Problem requirements: Copy the lines holding the word "content", all of them.

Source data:
********

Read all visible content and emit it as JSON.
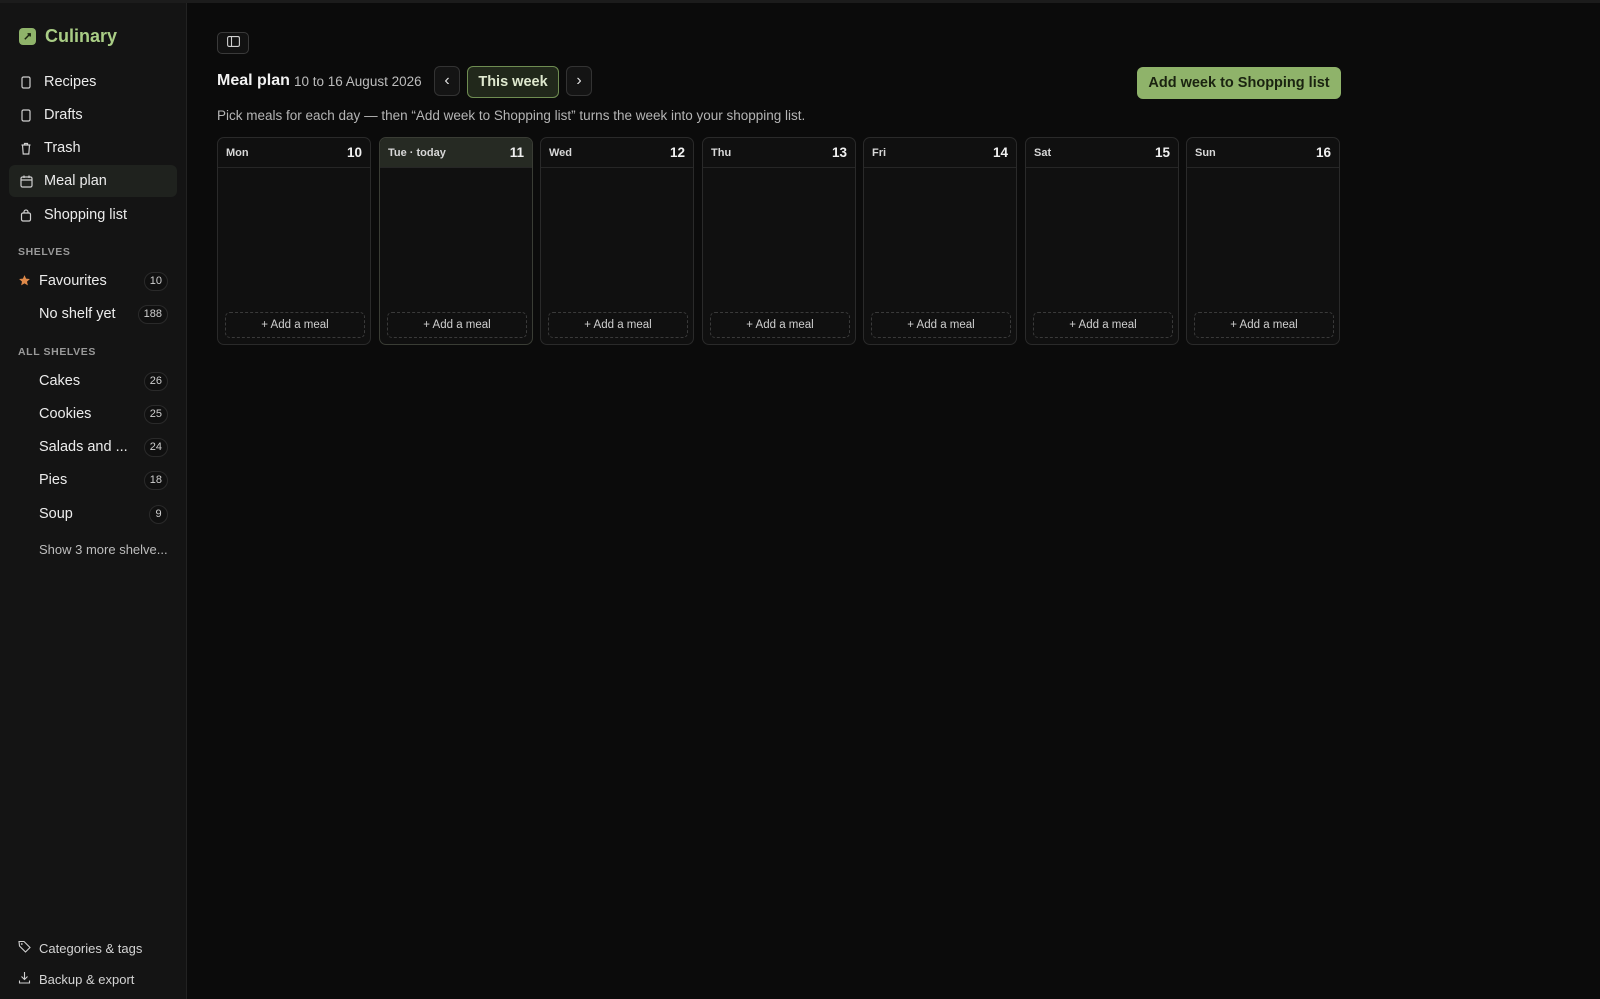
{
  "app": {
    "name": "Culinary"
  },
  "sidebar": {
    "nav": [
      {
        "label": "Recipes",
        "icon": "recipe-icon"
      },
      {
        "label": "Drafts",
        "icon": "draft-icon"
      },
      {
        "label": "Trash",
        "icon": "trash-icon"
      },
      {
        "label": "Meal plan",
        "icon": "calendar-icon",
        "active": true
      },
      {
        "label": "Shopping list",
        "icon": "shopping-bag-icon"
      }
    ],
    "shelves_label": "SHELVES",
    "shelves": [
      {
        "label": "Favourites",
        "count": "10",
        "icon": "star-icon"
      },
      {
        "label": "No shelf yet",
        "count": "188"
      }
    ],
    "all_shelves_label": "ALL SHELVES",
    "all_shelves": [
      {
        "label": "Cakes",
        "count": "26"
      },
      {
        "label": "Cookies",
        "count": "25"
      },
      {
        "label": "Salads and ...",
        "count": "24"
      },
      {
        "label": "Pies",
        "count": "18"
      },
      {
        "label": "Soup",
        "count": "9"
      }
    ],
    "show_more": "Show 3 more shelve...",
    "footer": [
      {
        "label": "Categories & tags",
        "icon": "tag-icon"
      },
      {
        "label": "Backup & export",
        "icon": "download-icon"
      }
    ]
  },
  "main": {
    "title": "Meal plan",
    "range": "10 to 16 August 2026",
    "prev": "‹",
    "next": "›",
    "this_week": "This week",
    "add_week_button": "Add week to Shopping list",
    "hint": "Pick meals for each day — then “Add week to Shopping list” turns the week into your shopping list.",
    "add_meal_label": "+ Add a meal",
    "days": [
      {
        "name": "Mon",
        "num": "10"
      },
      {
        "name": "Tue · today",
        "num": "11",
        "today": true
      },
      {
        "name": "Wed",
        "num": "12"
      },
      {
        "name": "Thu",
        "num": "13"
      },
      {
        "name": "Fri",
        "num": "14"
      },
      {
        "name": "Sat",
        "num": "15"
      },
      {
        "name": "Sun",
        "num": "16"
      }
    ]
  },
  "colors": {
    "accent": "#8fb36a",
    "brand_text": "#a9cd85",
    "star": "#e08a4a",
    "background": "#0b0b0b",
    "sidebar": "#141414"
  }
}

********

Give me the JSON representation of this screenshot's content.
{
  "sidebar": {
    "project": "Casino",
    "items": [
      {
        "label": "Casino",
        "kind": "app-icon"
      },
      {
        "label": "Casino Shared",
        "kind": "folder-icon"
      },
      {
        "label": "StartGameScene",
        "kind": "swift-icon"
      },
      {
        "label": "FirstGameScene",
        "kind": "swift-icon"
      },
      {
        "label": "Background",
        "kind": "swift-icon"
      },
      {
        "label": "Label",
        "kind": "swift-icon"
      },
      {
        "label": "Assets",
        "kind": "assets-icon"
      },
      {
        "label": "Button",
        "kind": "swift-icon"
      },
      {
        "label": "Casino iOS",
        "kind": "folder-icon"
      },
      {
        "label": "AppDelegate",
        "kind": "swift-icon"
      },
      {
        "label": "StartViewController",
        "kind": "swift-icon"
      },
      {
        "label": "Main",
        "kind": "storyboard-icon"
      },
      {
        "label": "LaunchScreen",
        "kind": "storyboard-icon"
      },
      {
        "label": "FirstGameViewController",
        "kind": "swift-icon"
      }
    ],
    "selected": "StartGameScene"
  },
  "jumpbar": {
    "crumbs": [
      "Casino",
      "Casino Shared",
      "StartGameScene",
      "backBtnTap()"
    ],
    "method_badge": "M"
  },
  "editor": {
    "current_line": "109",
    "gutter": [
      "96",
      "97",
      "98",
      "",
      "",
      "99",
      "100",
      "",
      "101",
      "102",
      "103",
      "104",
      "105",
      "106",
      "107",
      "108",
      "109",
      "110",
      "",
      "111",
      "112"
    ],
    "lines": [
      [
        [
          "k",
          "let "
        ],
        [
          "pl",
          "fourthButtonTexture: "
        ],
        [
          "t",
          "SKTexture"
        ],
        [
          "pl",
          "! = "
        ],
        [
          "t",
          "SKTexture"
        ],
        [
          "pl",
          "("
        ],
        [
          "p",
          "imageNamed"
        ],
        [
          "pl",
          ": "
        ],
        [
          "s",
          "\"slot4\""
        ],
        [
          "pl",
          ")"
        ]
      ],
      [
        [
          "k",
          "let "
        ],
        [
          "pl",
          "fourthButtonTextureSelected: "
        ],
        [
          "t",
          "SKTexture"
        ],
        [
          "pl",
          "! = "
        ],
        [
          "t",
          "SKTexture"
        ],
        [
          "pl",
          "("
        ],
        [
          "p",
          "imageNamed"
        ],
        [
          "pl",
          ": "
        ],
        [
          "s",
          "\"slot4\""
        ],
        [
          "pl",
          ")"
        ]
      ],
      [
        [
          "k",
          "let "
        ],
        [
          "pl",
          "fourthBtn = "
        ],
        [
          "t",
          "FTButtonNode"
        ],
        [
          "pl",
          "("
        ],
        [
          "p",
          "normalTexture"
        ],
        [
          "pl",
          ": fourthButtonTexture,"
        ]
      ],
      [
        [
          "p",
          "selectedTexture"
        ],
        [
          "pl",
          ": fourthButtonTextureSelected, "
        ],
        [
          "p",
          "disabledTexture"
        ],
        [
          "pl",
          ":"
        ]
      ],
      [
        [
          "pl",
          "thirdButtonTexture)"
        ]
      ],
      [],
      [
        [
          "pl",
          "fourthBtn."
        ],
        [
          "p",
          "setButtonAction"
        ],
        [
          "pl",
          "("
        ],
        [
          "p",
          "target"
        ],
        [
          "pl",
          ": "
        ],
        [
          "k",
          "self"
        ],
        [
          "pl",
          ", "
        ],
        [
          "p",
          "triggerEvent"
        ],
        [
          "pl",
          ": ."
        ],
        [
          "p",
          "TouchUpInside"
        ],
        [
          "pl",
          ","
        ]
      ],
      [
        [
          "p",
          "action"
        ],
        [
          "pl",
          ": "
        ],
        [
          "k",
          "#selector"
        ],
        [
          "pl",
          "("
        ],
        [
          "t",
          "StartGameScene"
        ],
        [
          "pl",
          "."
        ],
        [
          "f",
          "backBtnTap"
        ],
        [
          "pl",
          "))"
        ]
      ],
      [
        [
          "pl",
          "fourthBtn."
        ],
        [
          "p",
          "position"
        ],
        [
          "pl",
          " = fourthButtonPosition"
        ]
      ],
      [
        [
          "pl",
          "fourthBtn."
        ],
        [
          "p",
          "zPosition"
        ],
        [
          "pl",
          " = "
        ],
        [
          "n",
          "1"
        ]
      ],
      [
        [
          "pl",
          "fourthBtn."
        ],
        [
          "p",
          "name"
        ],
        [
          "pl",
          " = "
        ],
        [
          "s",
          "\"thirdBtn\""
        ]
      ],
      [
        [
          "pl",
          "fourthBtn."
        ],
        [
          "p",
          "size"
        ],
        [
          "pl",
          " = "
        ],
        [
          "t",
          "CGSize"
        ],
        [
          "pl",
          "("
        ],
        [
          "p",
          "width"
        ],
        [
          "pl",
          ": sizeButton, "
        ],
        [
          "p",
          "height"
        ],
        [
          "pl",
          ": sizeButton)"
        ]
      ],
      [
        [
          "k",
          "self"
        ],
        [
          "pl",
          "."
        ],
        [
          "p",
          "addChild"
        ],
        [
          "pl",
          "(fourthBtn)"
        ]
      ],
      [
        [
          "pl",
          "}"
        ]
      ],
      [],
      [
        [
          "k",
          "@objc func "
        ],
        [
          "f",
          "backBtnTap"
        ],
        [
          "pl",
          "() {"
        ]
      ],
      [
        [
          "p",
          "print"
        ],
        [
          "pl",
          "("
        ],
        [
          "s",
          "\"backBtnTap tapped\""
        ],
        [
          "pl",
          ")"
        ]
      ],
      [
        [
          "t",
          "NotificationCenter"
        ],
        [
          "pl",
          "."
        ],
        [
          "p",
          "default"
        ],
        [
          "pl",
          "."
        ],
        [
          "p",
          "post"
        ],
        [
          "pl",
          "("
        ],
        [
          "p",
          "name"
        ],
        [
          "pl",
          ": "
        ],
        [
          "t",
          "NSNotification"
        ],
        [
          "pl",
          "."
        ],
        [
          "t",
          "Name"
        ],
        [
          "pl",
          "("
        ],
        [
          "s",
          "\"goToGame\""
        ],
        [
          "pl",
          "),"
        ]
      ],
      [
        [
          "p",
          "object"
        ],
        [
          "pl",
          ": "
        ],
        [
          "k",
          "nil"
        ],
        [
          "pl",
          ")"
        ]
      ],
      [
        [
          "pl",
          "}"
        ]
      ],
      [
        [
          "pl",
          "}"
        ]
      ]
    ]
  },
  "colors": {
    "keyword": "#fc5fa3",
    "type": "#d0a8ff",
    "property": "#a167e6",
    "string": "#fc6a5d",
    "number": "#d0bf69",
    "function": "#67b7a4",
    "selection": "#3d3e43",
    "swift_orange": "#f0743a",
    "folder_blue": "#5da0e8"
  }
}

********

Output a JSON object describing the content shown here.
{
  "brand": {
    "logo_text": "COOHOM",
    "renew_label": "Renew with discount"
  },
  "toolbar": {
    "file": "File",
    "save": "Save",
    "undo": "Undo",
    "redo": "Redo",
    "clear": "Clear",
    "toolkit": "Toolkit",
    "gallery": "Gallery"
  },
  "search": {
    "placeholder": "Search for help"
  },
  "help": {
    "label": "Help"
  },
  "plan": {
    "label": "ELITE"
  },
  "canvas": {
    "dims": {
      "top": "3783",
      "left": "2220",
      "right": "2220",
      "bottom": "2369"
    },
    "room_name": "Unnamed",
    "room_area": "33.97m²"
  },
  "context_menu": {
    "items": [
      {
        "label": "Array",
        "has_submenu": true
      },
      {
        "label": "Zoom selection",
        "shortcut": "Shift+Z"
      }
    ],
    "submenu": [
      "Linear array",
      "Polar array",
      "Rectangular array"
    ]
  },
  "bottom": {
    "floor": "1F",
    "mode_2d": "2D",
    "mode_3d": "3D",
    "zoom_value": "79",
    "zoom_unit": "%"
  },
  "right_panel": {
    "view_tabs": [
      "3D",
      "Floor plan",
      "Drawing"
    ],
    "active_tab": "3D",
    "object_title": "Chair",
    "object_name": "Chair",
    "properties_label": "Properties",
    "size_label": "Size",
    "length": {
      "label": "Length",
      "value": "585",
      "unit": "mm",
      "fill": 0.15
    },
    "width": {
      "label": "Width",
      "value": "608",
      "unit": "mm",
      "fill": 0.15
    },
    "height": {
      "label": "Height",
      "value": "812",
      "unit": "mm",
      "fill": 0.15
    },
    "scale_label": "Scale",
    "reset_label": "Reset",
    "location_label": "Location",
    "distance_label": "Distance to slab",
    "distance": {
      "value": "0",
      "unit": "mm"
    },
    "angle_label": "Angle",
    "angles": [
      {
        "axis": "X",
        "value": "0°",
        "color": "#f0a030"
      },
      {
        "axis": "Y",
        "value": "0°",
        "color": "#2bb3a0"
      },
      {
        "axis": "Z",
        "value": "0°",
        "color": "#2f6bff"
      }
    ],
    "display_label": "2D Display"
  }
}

********

Solution:
Read all visible content and emit it as JSON.
Give me the JSON representation of this screenshot's content.
Output a JSON object describing the content shown here.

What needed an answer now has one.